(Brief) Exactly as written, print each record in the listing.

(Information given)
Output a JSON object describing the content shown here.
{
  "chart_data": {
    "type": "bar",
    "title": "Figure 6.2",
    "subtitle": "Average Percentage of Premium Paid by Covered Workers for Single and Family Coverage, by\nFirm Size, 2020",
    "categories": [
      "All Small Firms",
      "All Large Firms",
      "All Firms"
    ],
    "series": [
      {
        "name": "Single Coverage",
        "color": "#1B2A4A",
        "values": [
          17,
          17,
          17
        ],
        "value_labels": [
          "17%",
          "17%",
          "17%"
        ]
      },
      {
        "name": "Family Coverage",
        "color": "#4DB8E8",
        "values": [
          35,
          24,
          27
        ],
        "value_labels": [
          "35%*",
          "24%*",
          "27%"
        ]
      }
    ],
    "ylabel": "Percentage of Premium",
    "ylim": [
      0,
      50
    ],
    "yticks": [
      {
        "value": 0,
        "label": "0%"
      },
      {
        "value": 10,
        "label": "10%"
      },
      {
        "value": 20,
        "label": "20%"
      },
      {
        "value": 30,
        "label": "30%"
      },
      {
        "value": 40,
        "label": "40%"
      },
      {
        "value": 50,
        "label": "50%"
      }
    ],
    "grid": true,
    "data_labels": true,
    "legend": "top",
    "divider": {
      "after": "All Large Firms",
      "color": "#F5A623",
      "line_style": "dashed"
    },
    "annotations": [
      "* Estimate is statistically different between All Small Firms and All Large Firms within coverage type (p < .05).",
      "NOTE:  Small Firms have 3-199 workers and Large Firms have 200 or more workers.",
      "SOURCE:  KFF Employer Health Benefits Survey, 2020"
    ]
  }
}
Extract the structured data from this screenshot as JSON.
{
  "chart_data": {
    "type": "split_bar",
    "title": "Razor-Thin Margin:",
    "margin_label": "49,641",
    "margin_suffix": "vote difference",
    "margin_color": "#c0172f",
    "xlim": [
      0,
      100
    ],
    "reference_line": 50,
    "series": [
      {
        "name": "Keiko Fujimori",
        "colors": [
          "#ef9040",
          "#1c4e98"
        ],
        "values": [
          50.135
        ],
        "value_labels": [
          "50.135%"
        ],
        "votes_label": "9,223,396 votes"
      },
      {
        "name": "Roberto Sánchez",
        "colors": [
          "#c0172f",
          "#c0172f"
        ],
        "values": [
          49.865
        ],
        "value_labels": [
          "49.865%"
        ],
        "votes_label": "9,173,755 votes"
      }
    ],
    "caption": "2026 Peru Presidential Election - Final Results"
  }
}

(Solution)
Output a JSON object describing the content shown here.
{
  "chart_data": {
    "type": "bar",
    "title": "Figure 6.2",
    "subtitle": "Average Percentage of Premium Paid by Covered Workers for Single and Family Coverage, by\nFirm Size, 2020",
    "categories": [
      "All Small Firms",
      "All Large Firms",
      "All Firms"
    ],
    "series": [
      {
        "name": "Single Coverage",
        "color": "#1B2A4A",
        "values": [
          17,
          17,
          17
        ],
        "value_labels": [
          "17%",
          "17%",
          "17%"
        ]
      },
      {
        "name": "Family Coverage",
        "color": "#4DB8E8",
        "values": [
          35,
          24,
          27
        ],
        "value_labels": [
          "35%*",
          "24%*",
          "27%"
        ]
      }
    ],
    "ylabel": "Percentage of Premium",
    "ylim": [
      0,
      50
    ],
    "yticks": [
      {
        "value": 0,
        "label": "0%"
      },
      {
        "value": 10,
        "label": "10%"
      },
      {
        "value": 20,
        "label": "20%"
      },
      {
        "value": 30,
        "label": "30%"
      },
      {
        "value": 40,
        "label": "40%"
      },
      {
        "value": 50,
        "label": "50%"
      }
    ],
    "grid": true,
    "data_labels": true,
    "legend": "top",
    "divider": {
      "after": "All Large Firms",
      "color": "#F5A623",
      "line_style": "dashed"
    },
    "annotations": [
      "* Estimate is statistically different between All Small Firms and All Large Firms within coverage type (p < .05).",
      "NOTE:  Small Firms have 3-199 workers and Large Firms have 200 or more workers.",
      "SOURCE:  KFF Employer Health Benefits Survey, 2020"
    ]
  }
}
Extract the structured data from this screenshot as JSON.
{
  "chart_data": {
    "type": "split_bar",
    "title": "Razor-Thin Margin:",
    "margin_label": "49,641",
    "margin_suffix": "vote difference",
    "margin_color": "#c0172f",
    "xlim": [
      0,
      100
    ],
    "reference_line": 50,
    "series": [
      {
        "name": "Keiko Fujimori",
        "colors": [
          "#ef9040",
          "#1c4e98"
        ],
        "values": [
          50.135
        ],
        "value_labels": [
          "50.135%"
        ],
        "votes_label": "9,223,396 votes"
      },
      {
        "name": "Roberto Sánchez",
        "colors": [
          "#c0172f",
          "#c0172f"
        ],
        "values": [
          49.865
        ],
        "value_labels": [
          "49.865%"
        ],
        "votes_label": "9,173,755 votes"
      }
    ],
    "caption": "2026 Peru Presidential Election - Final Results"
  }
}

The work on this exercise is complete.